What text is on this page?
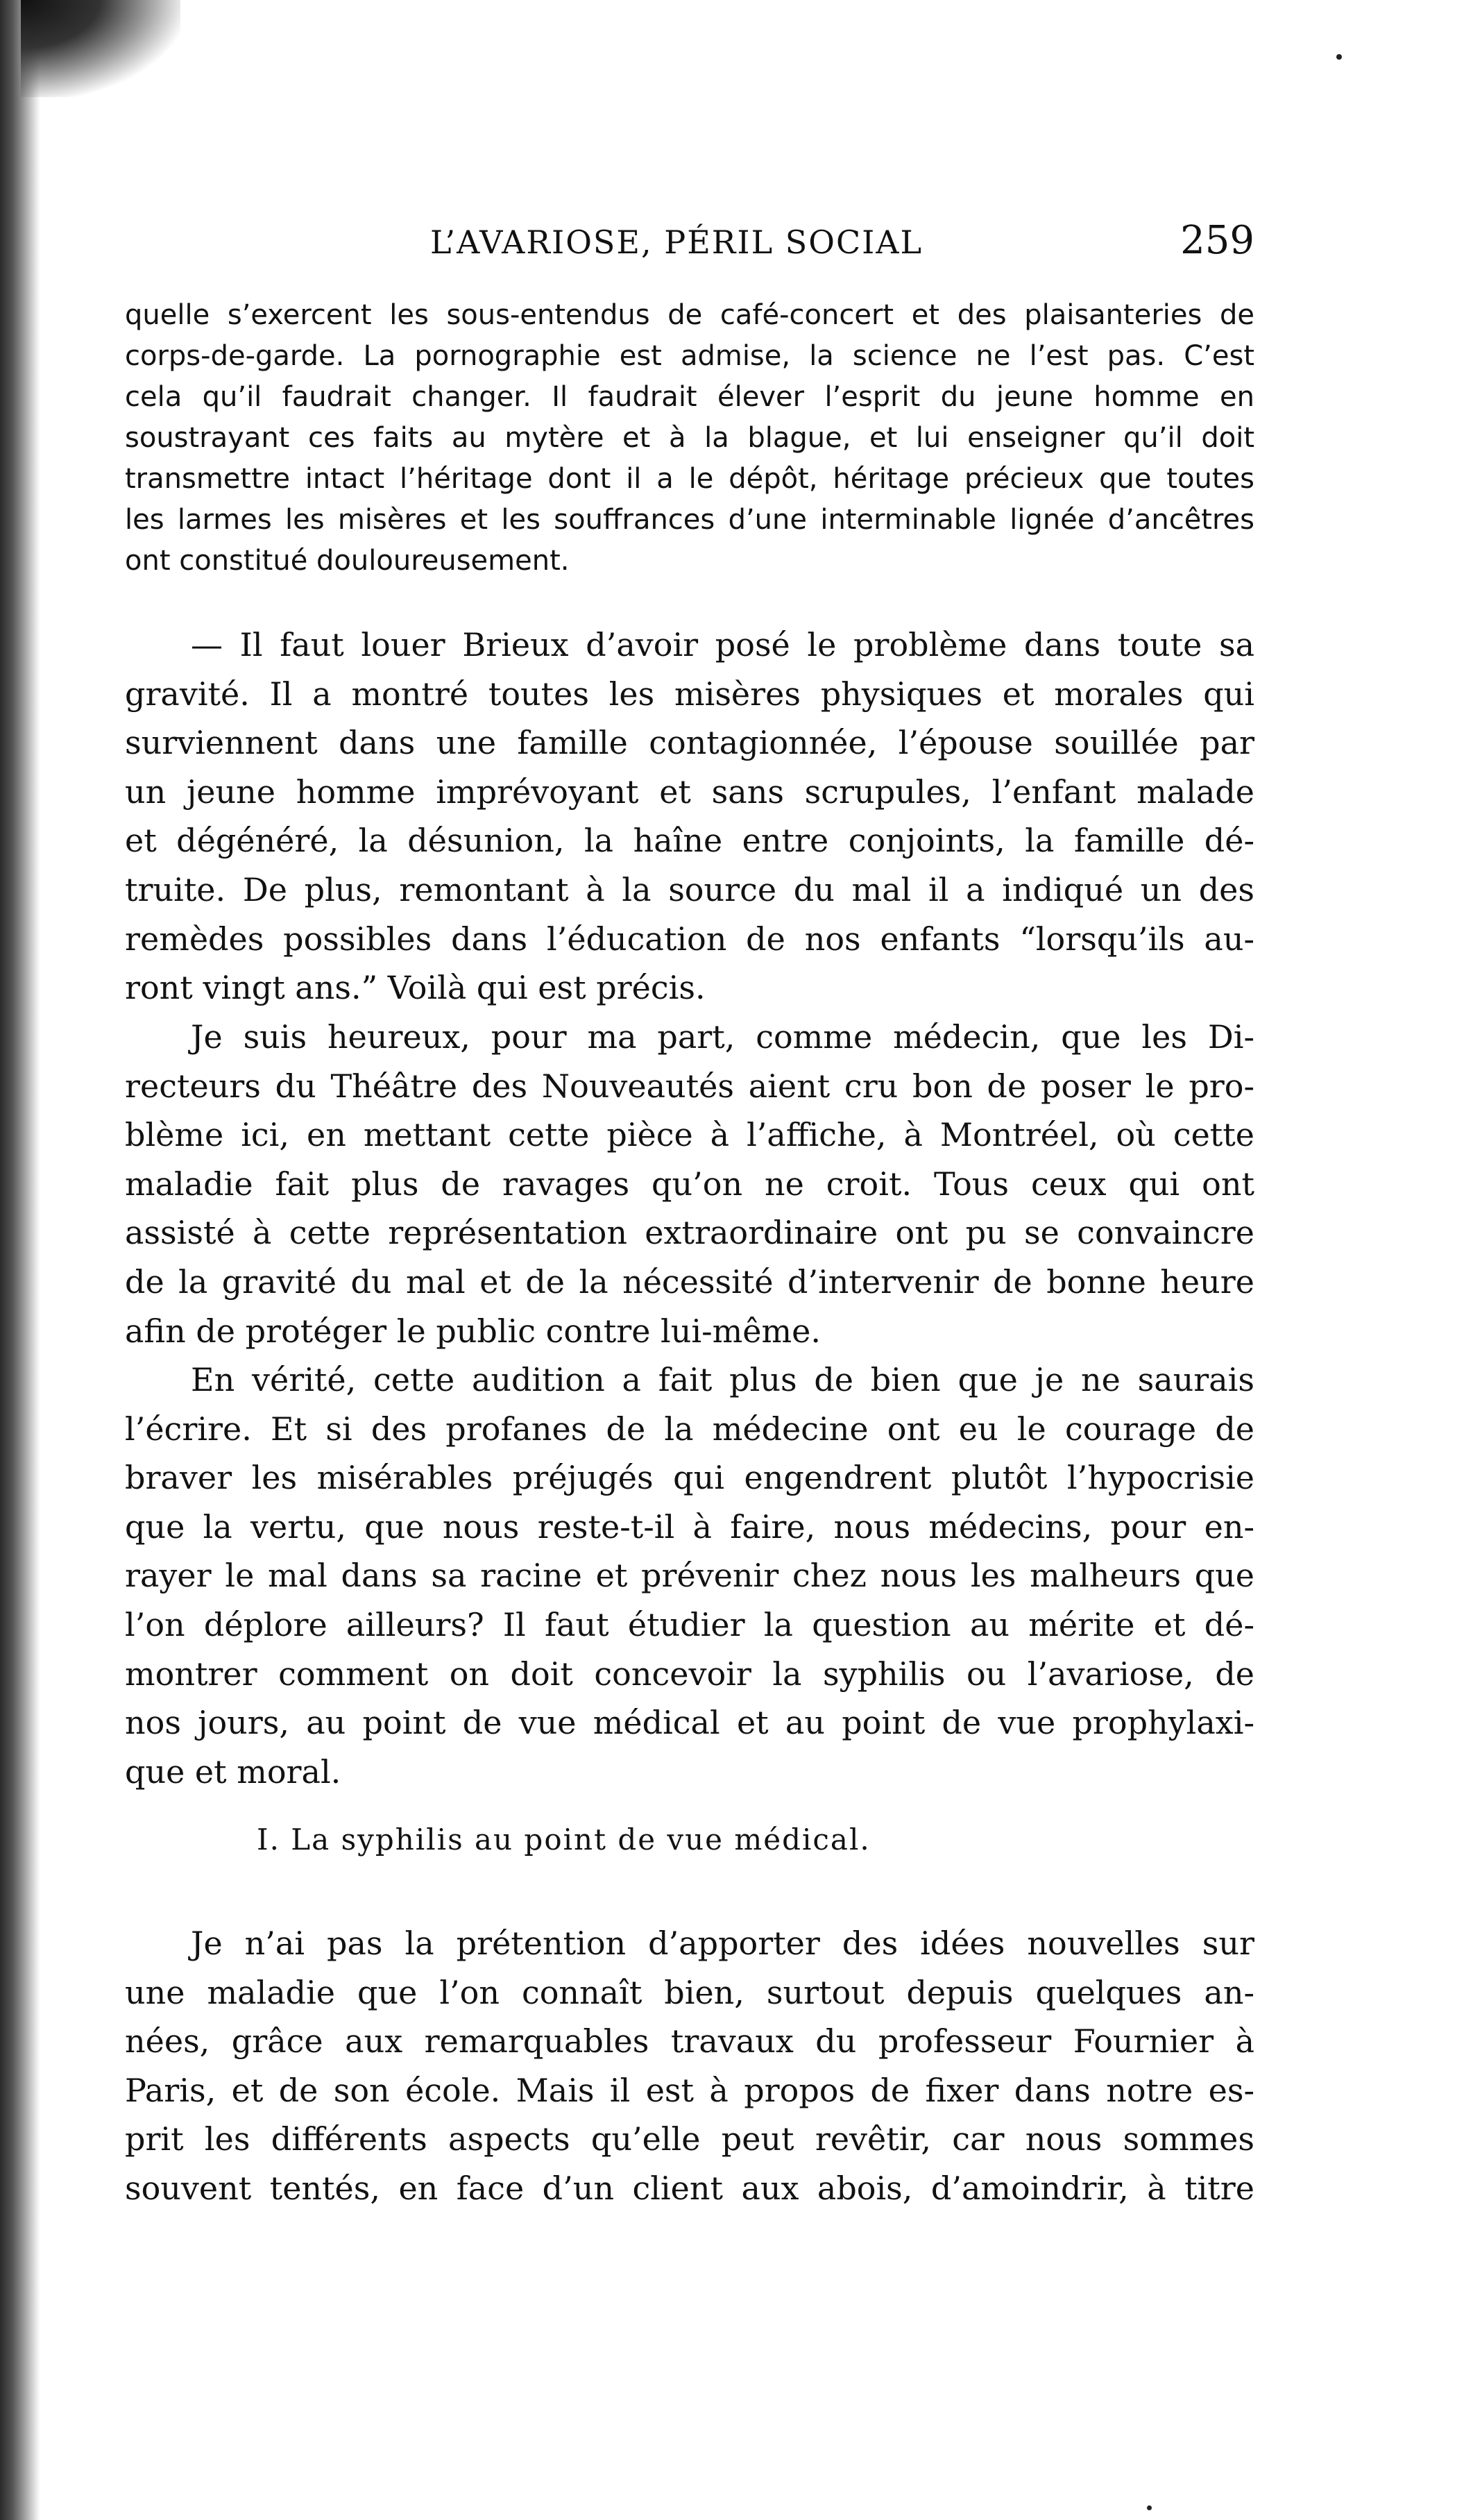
L’AVARIOSE, PÉRIL SOCIAL	259
quelle s’exercent les sous-entendus de café-concert et des plaisanteries de
corps-de-garde. La pornographie est admise, la science ne l’est pas. C’est
cela qu’il faudrait changer. Il faudrait élever l’esprit du jeune homme en
soustrayant ces faits au mytère et à la blague, et lui enseigner qu’il doit
transmettre intact l’héritage dont il a le dépôt, héritage précieux que toutes
les larmes les misères et les souffrances d’une interminable lignée d’ancêtres
ont constitué douloureusement.
— Il faut louer Brieux d’avoir posé le problème dans toute sa
gravité. Il a montré toutes les misères physiques et morales qui
surviennent dans une famille contagionnée, l’épouse souillée par
un jeune homme imprévoyant et sans scrupules, l’enfant malade
et dégénéré, la désunion, la haîne entre conjoints, la famille dé-
truite. De plus, remontant à la source du mal il a indiqué un des
remèdes possibles dans l’éducation de nos enfants “lorsqu’ils au-
ront vingt ans.” Voilà qui est précis.
Je suis heureux, pour ma part, comme médecin, que les Di-
recteurs du Théâtre des Nouveautés aient cru bon de poser le pro-
blème ici, en mettant cette pièce à l’affiche, à Montréel, où cette
maladie fait plus de ravages qu’on ne croit. Tous ceux qui ont
assisté à cette représentation extraordinaire ont pu se convaincre
de la gravité du mal et de la nécessité d’intervenir de bonne heure
afin de protéger le public contre lui-même.
En vérité, cette audition a fait plus de bien que je ne saurais
l’écrire. Et si des profanes de la médecine ont eu le courage de
braver les misérables préjugés qui engendrent plutôt l’hypocrisie
que la vertu, que nous reste-t-il à faire, nous médecins, pour en-
rayer le mal dans sa racine et prévenir chez nous les malheurs que
l’on déplore ailleurs? Il faut étudier la question au mérite et dé-
montrer comment on doit concevoir la syphilis ou l’avariose, de
nos jours, au point de vue médical et au point de vue prophylaxi-
que et moral.
I. La syphilis au point de vue médical.
Je n’ai pas la prétention d’apporter des idées nouvelles sur
une maladie que l’on connaît bien, surtout depuis quelques an-
nées, grâce aux remarquables travaux du professeur Fournier à
Paris, et de son école. Mais il est à propos de fixer dans notre es-
prit les différents aspects qu’elle peut revêtir, car nous sommes
souvent tentés, en face d’un client aux abois, d’amoindrir, à titre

Written exercise: Read the entries and pick out all lines that include the word "point".

The reply:
nos jours, au point de vue médical et au point de vue prophylaxi-
I. La syphilis au point de vue médical.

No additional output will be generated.